____ INPUT DATA

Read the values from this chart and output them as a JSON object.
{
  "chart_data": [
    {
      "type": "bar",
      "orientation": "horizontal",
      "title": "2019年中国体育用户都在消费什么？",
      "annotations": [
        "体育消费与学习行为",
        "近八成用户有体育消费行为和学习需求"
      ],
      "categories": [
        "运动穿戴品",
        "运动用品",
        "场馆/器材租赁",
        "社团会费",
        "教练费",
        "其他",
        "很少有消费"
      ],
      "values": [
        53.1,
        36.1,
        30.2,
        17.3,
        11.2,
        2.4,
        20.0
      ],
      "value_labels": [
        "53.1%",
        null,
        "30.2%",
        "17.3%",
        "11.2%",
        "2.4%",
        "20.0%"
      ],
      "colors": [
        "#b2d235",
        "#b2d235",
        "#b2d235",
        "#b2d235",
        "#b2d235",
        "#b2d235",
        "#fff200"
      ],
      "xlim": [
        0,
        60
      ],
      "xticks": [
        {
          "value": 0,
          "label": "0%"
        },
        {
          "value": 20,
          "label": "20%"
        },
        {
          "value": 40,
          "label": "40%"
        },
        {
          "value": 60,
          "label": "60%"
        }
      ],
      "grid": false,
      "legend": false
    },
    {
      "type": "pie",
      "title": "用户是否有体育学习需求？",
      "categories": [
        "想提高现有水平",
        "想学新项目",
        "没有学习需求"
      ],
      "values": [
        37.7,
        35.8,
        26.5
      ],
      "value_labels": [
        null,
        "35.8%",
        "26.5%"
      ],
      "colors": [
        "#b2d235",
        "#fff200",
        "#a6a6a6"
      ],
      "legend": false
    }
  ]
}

________

== INSTRUCTION ==
Print the listing above in full, exactly as it is.

== FINISHED ANSWER ==
Read the values from this chart and output them as a JSON object.
{
  "chart_data": [
    {
      "type": "bar",
      "orientation": "horizontal",
      "title": "2019年中国体育用户都在消费什么？",
      "annotations": [
        "体育消费与学习行为",
        "近八成用户有体育消费行为和学习需求"
      ],
      "categories": [
        "运动穿戴品",
        "运动用品",
        "场馆/器材租赁",
        "社团会费",
        "教练费",
        "其他",
        "很少有消费"
      ],
      "values": [
        53.1,
        36.1,
        30.2,
        17.3,
        11.2,
        2.4,
        20.0
      ],
      "value_labels": [
        "53.1%",
        null,
        "30.2%",
        "17.3%",
        "11.2%",
        "2.4%",
        "20.0%"
      ],
      "colors": [
        "#b2d235",
        "#b2d235",
        "#b2d235",
        "#b2d235",
        "#b2d235",
        "#b2d235",
        "#fff200"
      ],
      "xlim": [
        0,
        60
      ],
      "xticks": [
        {
          "value": 0,
          "label": "0%"
        },
        {
          "value": 20,
          "label": "20%"
        },
        {
          "value": 40,
          "label": "40%"
        },
        {
          "value": 60,
          "label": "60%"
        }
      ],
      "grid": false,
      "legend": false
    },
    {
      "type": "pie",
      "title": "用户是否有体育学习需求？",
      "categories": [
        "想提高现有水平",
        "想学新项目",
        "没有学习需求"
      ],
      "values": [
        37.7,
        35.8,
        26.5
      ],
      "value_labels": [
        null,
        "35.8%",
        "26.5%"
      ],
      "colors": [
        "#b2d235",
        "#fff200",
        "#a6a6a6"
      ],
      "legend": false
    }
  ]
}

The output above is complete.